::: Information given :::

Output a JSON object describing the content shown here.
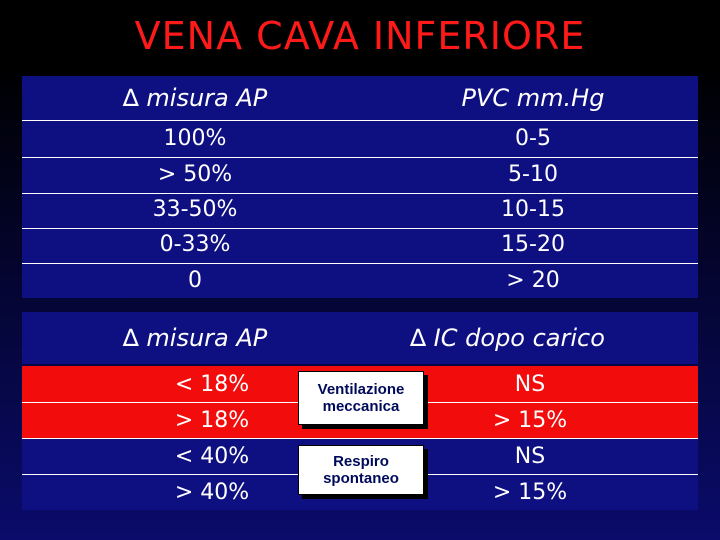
{
  "title": "VENA CAVA INFERIORE",
  "table1": {
    "header_left": "∆ misura AP",
    "header_right": "PVC mm.Hg",
    "rows": [
      {
        "left": "100%",
        "right": "0-5"
      },
      {
        "left": "> 50%",
        "right": "5-10"
      },
      {
        "left": "33-50%",
        "right": "10-15"
      },
      {
        "left": "0-33%",
        "right": "15-20"
      },
      {
        "left": "0",
        "right": "> 20"
      }
    ]
  },
  "table2": {
    "header_left": "∆ misura AP",
    "header_right": "∆ IC dopo carico",
    "rows": [
      {
        "left": "< 18%",
        "right": "NS"
      },
      {
        "left": "> 18%",
        "right": "> 15%"
      },
      {
        "left": "< 40%",
        "right": "NS"
      },
      {
        "left": "> 40%",
        "right": "> 15%"
      }
    ],
    "box_top": "Ventilazione meccanica",
    "box_bottom": "Respiro spontaneo"
  },
  "colors": {
    "title": "#ff1a1a",
    "blue": "#0e0f80",
    "red": "#f20c0c"
  }
}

:::

Exercise task: Keep every word of the data as it is when you write it out, but drop the pictures.

Written response:
Output a JSON object describing the content shown here.
{
  "title": "VENA CAVA INFERIORE",
  "table1": {
    "header_left": "∆ misura AP",
    "header_right": "PVC mm.Hg",
    "rows": [
      {
        "left": "100%",
        "right": "0-5"
      },
      {
        "left": "> 50%",
        "right": "5-10"
      },
      {
        "left": "33-50%",
        "right": "10-15"
      },
      {
        "left": "0-33%",
        "right": "15-20"
      },
      {
        "left": "0",
        "right": "> 20"
      }
    ]
  },
  "table2": {
    "header_left": "∆ misura AP",
    "header_right": "∆ IC dopo carico",
    "rows": [
      {
        "left": "< 18%",
        "right": "NS"
      },
      {
        "left": "> 18%",
        "right": "> 15%"
      },
      {
        "left": "< 40%",
        "right": "NS"
      },
      {
        "left": "> 40%",
        "right": "> 15%"
      }
    ],
    "box_top": "Ventilazione meccanica",
    "box_bottom": "Respiro spontaneo"
  },
  "colors": {
    "title": "#ff1a1a",
    "blue": "#0e0f80",
    "red": "#f20c0c"
  }
}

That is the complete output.